### [WHAT YOU WILL DO]
Select every line below containing the word "سلمان".

### [THE RECORDS]
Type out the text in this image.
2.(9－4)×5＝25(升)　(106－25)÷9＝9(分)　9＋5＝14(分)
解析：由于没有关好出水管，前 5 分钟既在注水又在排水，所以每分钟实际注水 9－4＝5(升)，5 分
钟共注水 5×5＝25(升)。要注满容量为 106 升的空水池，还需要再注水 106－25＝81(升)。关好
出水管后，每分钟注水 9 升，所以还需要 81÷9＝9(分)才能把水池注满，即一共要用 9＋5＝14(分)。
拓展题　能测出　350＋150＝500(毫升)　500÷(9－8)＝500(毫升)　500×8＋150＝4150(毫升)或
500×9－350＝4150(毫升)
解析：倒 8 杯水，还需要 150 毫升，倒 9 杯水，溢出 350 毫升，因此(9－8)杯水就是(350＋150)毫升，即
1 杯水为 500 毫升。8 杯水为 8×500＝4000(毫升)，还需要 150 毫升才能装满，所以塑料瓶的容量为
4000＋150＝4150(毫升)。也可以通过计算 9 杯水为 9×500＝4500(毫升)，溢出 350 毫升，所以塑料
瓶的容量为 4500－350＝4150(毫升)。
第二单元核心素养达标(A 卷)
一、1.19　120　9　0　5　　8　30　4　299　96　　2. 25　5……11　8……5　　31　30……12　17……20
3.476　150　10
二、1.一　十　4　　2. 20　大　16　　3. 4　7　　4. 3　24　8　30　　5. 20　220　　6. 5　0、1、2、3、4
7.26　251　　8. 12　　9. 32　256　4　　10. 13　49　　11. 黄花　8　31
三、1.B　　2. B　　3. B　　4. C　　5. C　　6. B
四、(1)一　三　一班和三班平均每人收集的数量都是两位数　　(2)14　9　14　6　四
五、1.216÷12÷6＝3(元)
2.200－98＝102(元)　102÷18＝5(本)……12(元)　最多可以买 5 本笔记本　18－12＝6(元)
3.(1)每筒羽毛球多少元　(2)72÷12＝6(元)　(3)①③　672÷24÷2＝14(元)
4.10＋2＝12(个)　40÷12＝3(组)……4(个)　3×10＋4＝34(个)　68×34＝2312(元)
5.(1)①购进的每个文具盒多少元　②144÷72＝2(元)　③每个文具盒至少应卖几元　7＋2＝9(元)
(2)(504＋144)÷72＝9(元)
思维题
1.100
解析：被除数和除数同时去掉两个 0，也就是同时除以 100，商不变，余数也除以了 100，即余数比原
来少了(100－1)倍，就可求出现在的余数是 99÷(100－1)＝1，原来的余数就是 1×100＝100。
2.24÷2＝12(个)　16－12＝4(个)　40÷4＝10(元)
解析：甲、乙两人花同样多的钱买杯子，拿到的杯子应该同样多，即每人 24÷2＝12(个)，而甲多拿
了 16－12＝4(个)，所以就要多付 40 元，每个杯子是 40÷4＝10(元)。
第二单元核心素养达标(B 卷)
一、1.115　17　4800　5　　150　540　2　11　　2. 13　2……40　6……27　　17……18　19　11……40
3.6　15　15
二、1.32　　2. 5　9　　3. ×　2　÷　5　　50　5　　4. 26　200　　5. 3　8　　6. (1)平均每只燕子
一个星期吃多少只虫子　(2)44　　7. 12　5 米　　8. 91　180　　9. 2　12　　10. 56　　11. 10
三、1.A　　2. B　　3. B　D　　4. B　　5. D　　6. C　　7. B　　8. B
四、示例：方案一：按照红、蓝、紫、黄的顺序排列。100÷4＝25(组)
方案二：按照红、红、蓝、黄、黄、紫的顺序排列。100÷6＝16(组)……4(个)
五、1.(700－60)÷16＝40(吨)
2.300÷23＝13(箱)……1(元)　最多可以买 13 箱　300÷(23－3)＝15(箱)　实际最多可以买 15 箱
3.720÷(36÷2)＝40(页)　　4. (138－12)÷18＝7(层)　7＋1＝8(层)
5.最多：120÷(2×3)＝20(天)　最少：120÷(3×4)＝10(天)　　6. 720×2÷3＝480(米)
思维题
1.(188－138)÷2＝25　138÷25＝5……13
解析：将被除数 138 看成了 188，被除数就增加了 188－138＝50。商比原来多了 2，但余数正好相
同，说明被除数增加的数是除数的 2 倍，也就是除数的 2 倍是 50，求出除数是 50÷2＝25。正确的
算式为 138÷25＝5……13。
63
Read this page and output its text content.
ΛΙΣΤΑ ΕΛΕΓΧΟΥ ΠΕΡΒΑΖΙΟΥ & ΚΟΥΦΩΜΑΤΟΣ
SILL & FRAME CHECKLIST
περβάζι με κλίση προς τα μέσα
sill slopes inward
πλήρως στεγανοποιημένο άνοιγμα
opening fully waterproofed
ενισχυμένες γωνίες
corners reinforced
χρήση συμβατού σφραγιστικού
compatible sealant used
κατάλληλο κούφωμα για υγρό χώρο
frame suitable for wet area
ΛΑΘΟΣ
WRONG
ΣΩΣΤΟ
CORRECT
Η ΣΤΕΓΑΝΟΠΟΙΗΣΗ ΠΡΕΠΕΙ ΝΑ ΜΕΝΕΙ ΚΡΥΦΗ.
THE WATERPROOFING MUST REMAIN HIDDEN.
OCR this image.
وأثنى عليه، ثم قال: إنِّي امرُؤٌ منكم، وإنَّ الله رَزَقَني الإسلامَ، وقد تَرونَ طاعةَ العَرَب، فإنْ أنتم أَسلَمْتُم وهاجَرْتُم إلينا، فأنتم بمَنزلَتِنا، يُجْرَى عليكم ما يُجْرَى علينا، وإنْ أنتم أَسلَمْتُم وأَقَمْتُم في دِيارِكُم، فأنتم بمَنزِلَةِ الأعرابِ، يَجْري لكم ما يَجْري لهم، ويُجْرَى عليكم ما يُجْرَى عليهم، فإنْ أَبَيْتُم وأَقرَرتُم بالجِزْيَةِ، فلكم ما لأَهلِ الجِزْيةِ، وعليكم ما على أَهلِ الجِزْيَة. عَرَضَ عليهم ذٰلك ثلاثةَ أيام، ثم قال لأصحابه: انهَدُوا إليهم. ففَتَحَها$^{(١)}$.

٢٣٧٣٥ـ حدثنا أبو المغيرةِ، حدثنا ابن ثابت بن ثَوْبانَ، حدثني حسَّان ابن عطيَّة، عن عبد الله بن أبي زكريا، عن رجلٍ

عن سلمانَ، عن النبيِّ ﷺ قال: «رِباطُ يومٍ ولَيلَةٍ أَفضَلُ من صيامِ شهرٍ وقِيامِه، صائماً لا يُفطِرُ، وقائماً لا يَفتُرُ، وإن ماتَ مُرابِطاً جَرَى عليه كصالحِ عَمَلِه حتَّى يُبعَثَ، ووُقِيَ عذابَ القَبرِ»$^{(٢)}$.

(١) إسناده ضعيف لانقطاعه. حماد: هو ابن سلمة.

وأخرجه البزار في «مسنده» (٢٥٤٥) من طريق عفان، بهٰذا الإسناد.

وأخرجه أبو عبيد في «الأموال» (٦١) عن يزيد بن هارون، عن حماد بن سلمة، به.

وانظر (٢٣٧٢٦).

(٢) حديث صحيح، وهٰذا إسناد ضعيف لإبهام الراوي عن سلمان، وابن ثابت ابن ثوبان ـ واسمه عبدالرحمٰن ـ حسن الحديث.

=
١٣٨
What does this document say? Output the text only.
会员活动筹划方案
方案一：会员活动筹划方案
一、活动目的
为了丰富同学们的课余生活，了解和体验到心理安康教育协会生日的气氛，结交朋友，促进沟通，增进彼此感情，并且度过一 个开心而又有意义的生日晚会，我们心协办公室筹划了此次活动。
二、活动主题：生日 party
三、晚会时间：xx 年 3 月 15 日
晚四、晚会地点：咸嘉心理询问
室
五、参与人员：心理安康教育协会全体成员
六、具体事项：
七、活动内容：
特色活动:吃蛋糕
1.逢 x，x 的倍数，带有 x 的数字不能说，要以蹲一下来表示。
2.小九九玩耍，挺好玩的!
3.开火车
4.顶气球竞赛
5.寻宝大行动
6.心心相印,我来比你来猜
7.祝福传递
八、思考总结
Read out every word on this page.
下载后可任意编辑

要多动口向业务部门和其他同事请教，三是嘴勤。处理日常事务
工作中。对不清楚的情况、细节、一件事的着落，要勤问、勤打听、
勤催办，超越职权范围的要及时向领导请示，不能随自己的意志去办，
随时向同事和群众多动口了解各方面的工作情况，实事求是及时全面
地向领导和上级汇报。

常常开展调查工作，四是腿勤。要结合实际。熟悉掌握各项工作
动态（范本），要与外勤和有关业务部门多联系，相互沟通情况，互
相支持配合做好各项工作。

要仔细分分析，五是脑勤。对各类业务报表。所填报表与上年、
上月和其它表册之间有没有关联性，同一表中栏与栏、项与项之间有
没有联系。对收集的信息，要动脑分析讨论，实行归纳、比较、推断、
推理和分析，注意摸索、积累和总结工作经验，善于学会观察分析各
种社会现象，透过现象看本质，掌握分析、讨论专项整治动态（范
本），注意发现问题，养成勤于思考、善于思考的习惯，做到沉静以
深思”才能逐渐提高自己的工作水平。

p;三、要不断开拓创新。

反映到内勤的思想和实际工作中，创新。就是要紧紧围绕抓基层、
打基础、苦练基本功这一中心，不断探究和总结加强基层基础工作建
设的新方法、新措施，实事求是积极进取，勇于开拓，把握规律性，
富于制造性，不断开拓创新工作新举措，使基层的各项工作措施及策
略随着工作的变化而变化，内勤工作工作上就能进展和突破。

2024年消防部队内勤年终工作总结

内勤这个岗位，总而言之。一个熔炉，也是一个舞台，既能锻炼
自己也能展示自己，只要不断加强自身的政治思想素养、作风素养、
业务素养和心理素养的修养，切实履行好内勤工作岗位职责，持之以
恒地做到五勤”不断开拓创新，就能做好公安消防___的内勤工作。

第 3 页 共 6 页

### [EXERCISE ANSWER]
عن سلمانَ، عن النبيِّ ﷺ قال: «رِباطُ يومٍ ولَيلَةٍ أَفضَلُ من صيامِ شهرٍ وقِيامِه، صائماً لا يُفطِرُ، وقائماً لا يَفتُرُ، وإن ماتَ مُرابِطاً جَرَى عليه كصالحِ عَمَلِه حتَّى يُبعَثَ، ووُقِيَ عذابَ القَبرِ»$^{(٢)}$.
(٢) حديث صحيح، وهٰذا إسناد ضعيف لإبهام الراوي عن سلمان، وابن ثابت ابن ثوبان ـ واسمه عبدالرحمٰن ـ حسن الحديث.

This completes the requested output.